◆ **Entries**

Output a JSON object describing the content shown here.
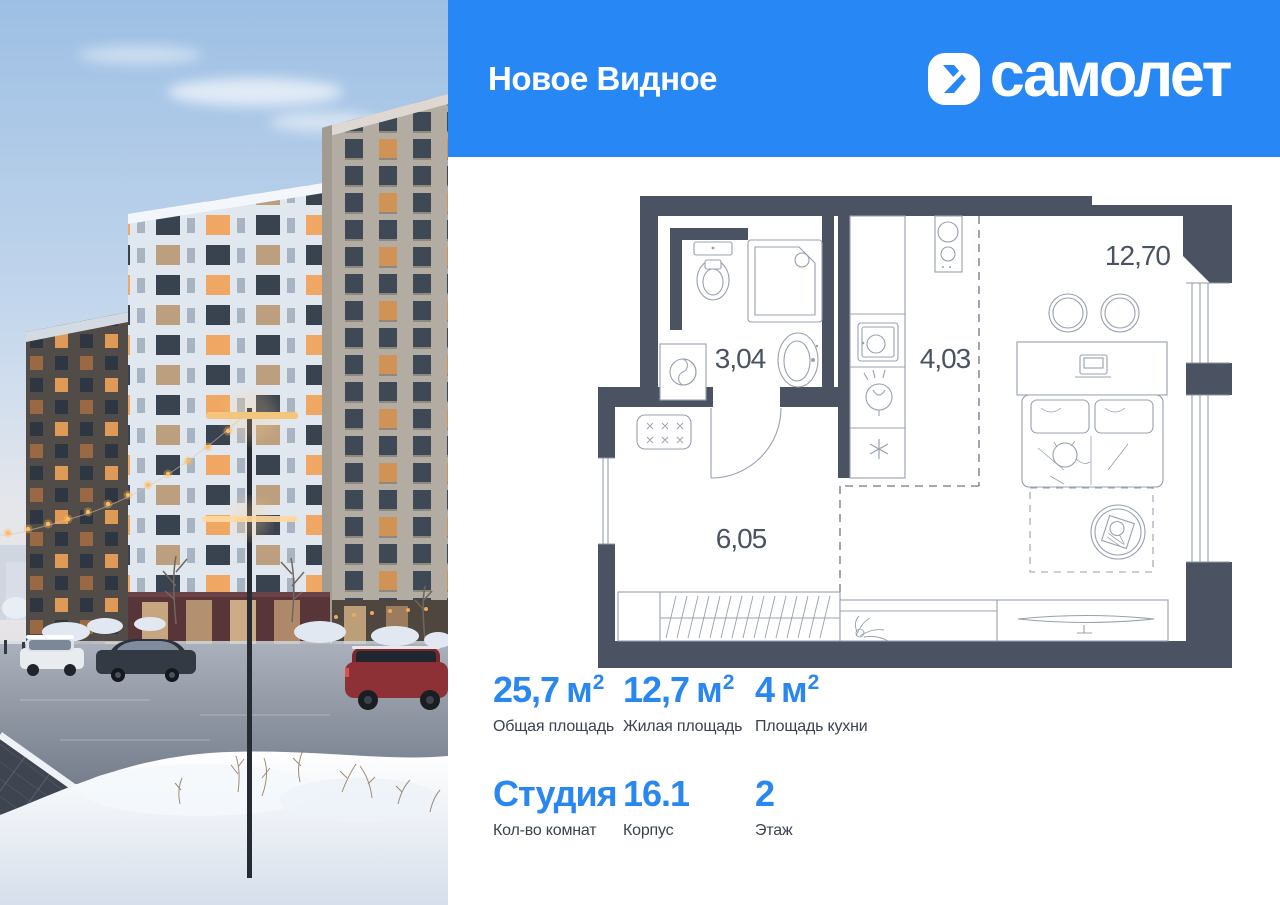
{
  "header": {
    "project_title": "Новое Видное",
    "brand_name": "самолет"
  },
  "colors": {
    "brand_blue": "#2787f5",
    "stat_value_blue": "#2b87f0",
    "wall_dark": "#4b5363",
    "label_dark": "#3b4350"
  },
  "plan": {
    "rooms": [
      {
        "id": "bathroom",
        "area": "3,04"
      },
      {
        "id": "kitchen",
        "area": "4,03"
      },
      {
        "id": "hallway",
        "area": "6,05"
      },
      {
        "id": "living-room",
        "area": "12,70"
      }
    ]
  },
  "stats": {
    "items": [
      {
        "value": "25,7",
        "unit": "м",
        "sup": "2",
        "label": "Общая площадь"
      },
      {
        "value": "12,7",
        "unit": "м",
        "sup": "2",
        "label": "Жилая площадь"
      },
      {
        "value": "4",
        "unit": "м",
        "sup": "2",
        "label": "Площадь кухни"
      },
      {
        "value": "Студия",
        "unit": "",
        "sup": "",
        "label": "Кол-во комнат"
      },
      {
        "value": "16.1",
        "unit": "",
        "sup": "",
        "label": "Корпус"
      },
      {
        "value": "2",
        "unit": "",
        "sup": "",
        "label": "Этаж"
      }
    ]
  }
}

◆ **Task statement**
Repeat everything in the records precisely. Images are excluded from the copy.

◆ **Exercise response**
Output a JSON object describing the content shown here.
{
  "header": {
    "project_title": "Новое Видное",
    "brand_name": "самолет"
  },
  "colors": {
    "brand_blue": "#2787f5",
    "stat_value_blue": "#2b87f0",
    "wall_dark": "#4b5363",
    "label_dark": "#3b4350"
  },
  "plan": {
    "rooms": [
      {
        "id": "bathroom",
        "area": "3,04"
      },
      {
        "id": "kitchen",
        "area": "4,03"
      },
      {
        "id": "hallway",
        "area": "6,05"
      },
      {
        "id": "living-room",
        "area": "12,70"
      }
    ]
  },
  "stats": {
    "items": [
      {
        "value": "25,7",
        "unit": "м",
        "sup": "2",
        "label": "Общая площадь"
      },
      {
        "value": "12,7",
        "unit": "м",
        "sup": "2",
        "label": "Жилая площадь"
      },
      {
        "value": "4",
        "unit": "м",
        "sup": "2",
        "label": "Площадь кухни"
      },
      {
        "value": "Студия",
        "unit": "",
        "sup": "",
        "label": "Кол-во комнат"
      },
      {
        "value": "16.1",
        "unit": "",
        "sup": "",
        "label": "Корпус"
      },
      {
        "value": "2",
        "unit": "",
        "sup": "",
        "label": "Этаж"
      }
    ]
  }
}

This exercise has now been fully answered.